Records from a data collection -
■ ■ ■ ■ ■ ■ ■
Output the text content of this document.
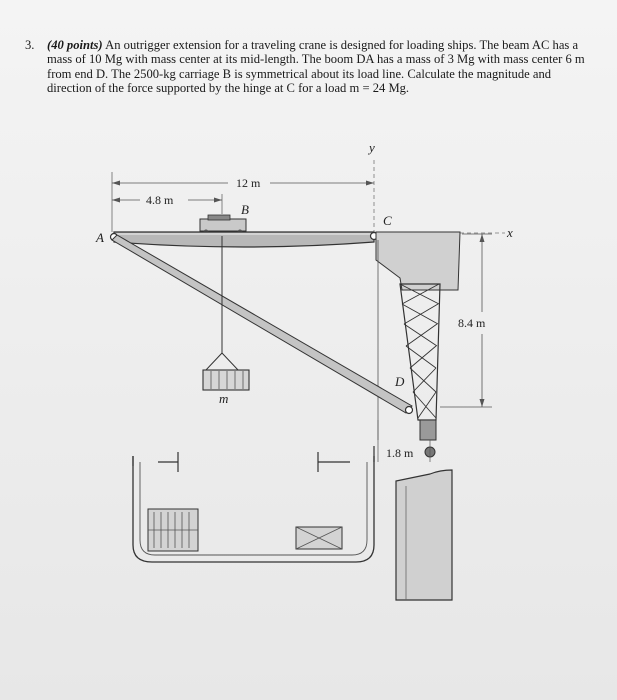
3. (40 points) An outrigger extension for a traveling crane is designed for loading ships. The beam AC has a mass of 10 Mg with mass center at its mid-length. The boom DA has a mass of 3 Mg with mass center 6 m from end D. The 2500-kg carriage B is symmetrical about its load line. Calculate the magnitude and direction of the force supported by the hinge at C for a load m = 24 Mg.
y
12 m
4.8 m
B
A
C
x
D
8.4 m
1.8 m
m
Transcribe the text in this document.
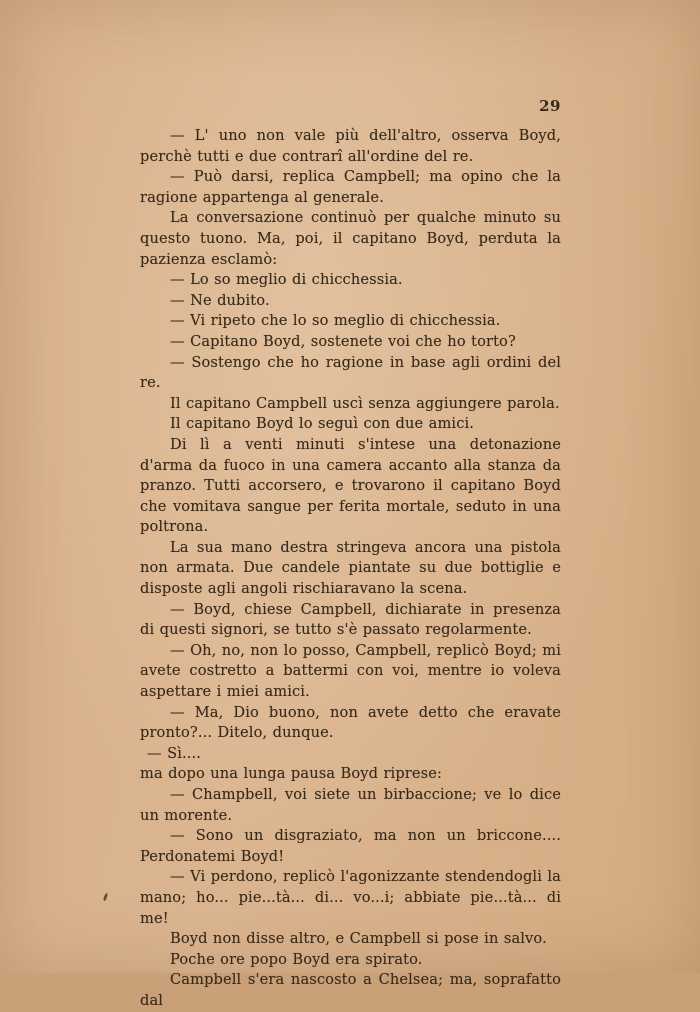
29

— L' uno non vale più dell'altro, osserva Boyd, perchè tutti e due contrarî all'ordine del re.

— Può darsi, replica Campbell; ma opino che la ragione appartenga al generale.

La conversazione continuò per qualche minuto su questo tuono. Ma, poi, il capitano Boyd, perduta la pazienza esclamò:

— Lo so meglio di chicchessia.

— Ne dubito.

— Vi ripeto che lo so meglio di chicchessia.

— Capitano Boyd, sostenete voi che ho torto?

— Sostengo che ho ragione in base agli ordini del re.

Il capitano Campbell uscì senza aggiungere parola.

Il capitano Boyd lo seguì con due amici.

Di lì a venti minuti s'intese una detonazione d'arma da fuoco in una camera accanto alla stanza da pranzo. Tutti accorsero, e trovarono il capitano Boyd che vomitava sangue per ferita mortale, seduto in una poltrona.

La sua mano destra stringeva ancora una pistola non armata. Due candele piantate su due bottiglie e disposte agli angoli rischiaravano la scena.

— Boyd, chiese Campbell, dichiarate in presenza di questi signori, se tutto s'è passato regolarmente.

— Oh, no, non lo posso, Campbell, replicò Boyd; mi avete costretto a battermi con voi, mentre io voleva aspettare i miei amici.

— Ma, Dio buono, non avete detto che eravate pronto?... Ditelo, dunque.

— Sì....

ma dopo una lunga pausa Boyd riprese:

— Champbell, voi siete un birbaccione; ve lo dice un morente.

— Sono un disgraziato, ma non un briccone.... Perdonatemi Boyd!

— Vi perdono, replicò l'agonizzante stendendogli la mano; ho... pie...tà... di... vo...i; abbiate pie...tà... di me!

Boyd non disse altro, e Campbell si pose in salvo.

Poche ore popo Boyd era spirato.

Campbell s'era nascosto a Chelsea; ma, soprafatto dal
■ ■ ■ ■ ■ ■ ■
Job - Print the complete listing exactly, apart from any pictures.

The response -
Output the text content of this document.
3. (40 points) An outrigger extension for a traveling crane is designed for loading ships. The beam AC has a mass of 10 Mg with mass center at its mid-length. The boom DA has a mass of 3 Mg with mass center 6 m from end D. The 2500-kg carriage B is symmetrical about its load line. Calculate the magnitude and direction of the force supported by the hinge at C for a load m = 24 Mg.
y
12 m
4.8 m
B
A
C
x
D
8.4 m
1.8 m
m
Transcribe the text in this document.
29

— L' uno non vale più dell'altro, osserva Boyd, perchè tutti e due contrarî all'ordine del re.

— Può darsi, replica Campbell; ma opino che la ragione appartenga al generale.

La conversazione continuò per qualche minuto su questo tuono. Ma, poi, il capitano Boyd, perduta la pazienza esclamò:

— Lo so meglio di chicchessia.

— Ne dubito.

— Vi ripeto che lo so meglio di chicchessia.

— Capitano Boyd, sostenete voi che ho torto?

— Sostengo che ho ragione in base agli ordini del re.

Il capitano Campbell uscì senza aggiungere parola.

Il capitano Boyd lo seguì con due amici.

Di lì a venti minuti s'intese una detonazione d'arma da fuoco in una camera accanto alla stanza da pranzo. Tutti accorsero, e trovarono il capitano Boyd che vomitava sangue per ferita mortale, seduto in una poltrona.

La sua mano destra stringeva ancora una pistola non armata. Due candele piantate su due bottiglie e disposte agli angoli rischiaravano la scena.

— Boyd, chiese Campbell, dichiarate in presenza di questi signori, se tutto s'è passato regolarmente.

— Oh, no, non lo posso, Campbell, replicò Boyd; mi avete costretto a battermi con voi, mentre io voleva aspettare i miei amici.

— Ma, Dio buono, non avete detto che eravate pronto?... Ditelo, dunque.

— Sì....

ma dopo una lunga pausa Boyd riprese:

— Champbell, voi siete un birbaccione; ve lo dice un morente.

— Sono un disgraziato, ma non un briccone.... Perdonatemi Boyd!

— Vi perdono, replicò l'agonizzante stendendogli la mano; ho... pie...tà... di... vo...i; abbiate pie...tà... di me!

Boyd non disse altro, e Campbell si pose in salvo.

Poche ore popo Boyd era spirato.

Campbell s'era nascosto a Chelsea; ma, soprafatto dal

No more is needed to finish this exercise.